__Task objective__
Select from the data all lines with the word "selected".

__Entries from a dataset__
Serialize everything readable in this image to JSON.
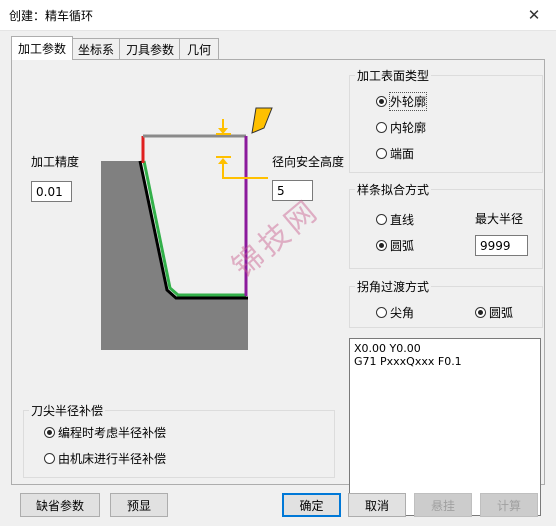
{
  "window": {
    "title": "创建：精车循环",
    "close_glyph": "✕"
  },
  "tabs": [
    "加工参数",
    "坐标系",
    "刀具参数",
    "几何"
  ],
  "precision": {
    "label": "加工精度",
    "value": "0.01"
  },
  "safe_height": {
    "label": "径向安全高度",
    "value": "5"
  },
  "surface_type": {
    "label": "加工表面类型",
    "options": [
      "外轮廓",
      "内轮廓",
      "端面"
    ],
    "selected": "外轮廓"
  },
  "spline_fit": {
    "label": "样条拟合方式",
    "options": [
      "直线",
      "圆弧"
    ],
    "selected": "圆弧",
    "max_radius_label": "最大半径",
    "max_radius_value": "9999"
  },
  "corner_transition": {
    "label": "拐角过渡方式",
    "options": [
      "尖角",
      "圆弧"
    ],
    "selected": "圆弧"
  },
  "nose_comp": {
    "label": "刀尖半径补偿",
    "options": [
      "编程时考虑半径补偿",
      "由机床进行半径补偿"
    ],
    "selected": "编程时考虑半径补偿"
  },
  "gcode": [
    "X0.00 Y0.00",
    "G71 PxxxQxxx F0.1"
  ],
  "buttons": {
    "defaults": "缺省参数",
    "preview": "预显",
    "ok": "确定",
    "cancel": "取消",
    "suspend": "悬挂",
    "compute": "计算"
  },
  "watermark": "锦技网",
  "colors": {
    "accent": "#0078d7",
    "arrow": "#ffc000",
    "toolpath": "#33b04a",
    "boundary": "#8b1a9c",
    "edge_red": "#e02020"
  }
}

__Final answer__
    "selected": "外轮廓"
    "selected": "圆弧",
    "selected": "圆弧"
    "selected": "编程时考虑半径补偿"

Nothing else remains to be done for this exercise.